(What to work on): Search the data for the word "holiness". Reproduce every line where it is found.

(Information provided):
......
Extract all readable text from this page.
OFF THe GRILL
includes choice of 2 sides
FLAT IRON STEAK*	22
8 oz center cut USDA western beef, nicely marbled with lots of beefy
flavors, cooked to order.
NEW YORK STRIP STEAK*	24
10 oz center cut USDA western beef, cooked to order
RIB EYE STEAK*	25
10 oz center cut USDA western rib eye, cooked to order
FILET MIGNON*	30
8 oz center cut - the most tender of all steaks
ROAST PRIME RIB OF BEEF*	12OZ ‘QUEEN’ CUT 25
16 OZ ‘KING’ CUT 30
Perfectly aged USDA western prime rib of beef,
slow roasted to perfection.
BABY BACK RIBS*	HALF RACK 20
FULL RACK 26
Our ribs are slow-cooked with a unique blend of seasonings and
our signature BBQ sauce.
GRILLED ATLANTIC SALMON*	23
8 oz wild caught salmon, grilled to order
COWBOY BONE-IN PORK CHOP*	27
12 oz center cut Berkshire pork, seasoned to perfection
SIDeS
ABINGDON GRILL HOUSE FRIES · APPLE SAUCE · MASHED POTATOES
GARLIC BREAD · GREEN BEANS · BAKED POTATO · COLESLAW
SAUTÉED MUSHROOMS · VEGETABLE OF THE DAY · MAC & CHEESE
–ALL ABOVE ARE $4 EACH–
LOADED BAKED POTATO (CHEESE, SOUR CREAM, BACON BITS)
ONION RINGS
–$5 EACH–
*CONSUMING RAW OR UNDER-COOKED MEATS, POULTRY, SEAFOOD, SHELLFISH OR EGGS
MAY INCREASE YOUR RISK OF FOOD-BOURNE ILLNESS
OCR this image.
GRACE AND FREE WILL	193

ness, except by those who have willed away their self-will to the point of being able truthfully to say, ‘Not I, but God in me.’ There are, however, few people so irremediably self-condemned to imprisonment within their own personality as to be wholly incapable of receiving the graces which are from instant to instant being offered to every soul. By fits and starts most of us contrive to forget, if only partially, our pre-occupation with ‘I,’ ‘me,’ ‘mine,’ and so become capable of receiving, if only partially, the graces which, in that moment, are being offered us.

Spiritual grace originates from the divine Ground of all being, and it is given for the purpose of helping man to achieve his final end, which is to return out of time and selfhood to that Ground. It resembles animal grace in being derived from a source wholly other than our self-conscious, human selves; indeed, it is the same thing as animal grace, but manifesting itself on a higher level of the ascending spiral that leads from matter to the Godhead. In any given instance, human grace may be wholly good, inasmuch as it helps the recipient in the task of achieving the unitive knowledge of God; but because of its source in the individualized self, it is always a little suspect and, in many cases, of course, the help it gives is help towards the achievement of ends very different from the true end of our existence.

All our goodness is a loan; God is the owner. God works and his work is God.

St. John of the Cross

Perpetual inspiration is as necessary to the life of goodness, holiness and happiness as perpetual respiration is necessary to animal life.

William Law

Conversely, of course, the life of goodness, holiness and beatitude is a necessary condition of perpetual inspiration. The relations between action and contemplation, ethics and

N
......
(Exercise answer):
Perpetual inspiration is as necessary to the life of goodness, holiness and happiness as perpetual respiration is necessary to animal life.
Conversely, of course, the life of goodness, holiness and beatitude is a necessary condition of perpetual inspiration. The relations between action and contemplation, ethics and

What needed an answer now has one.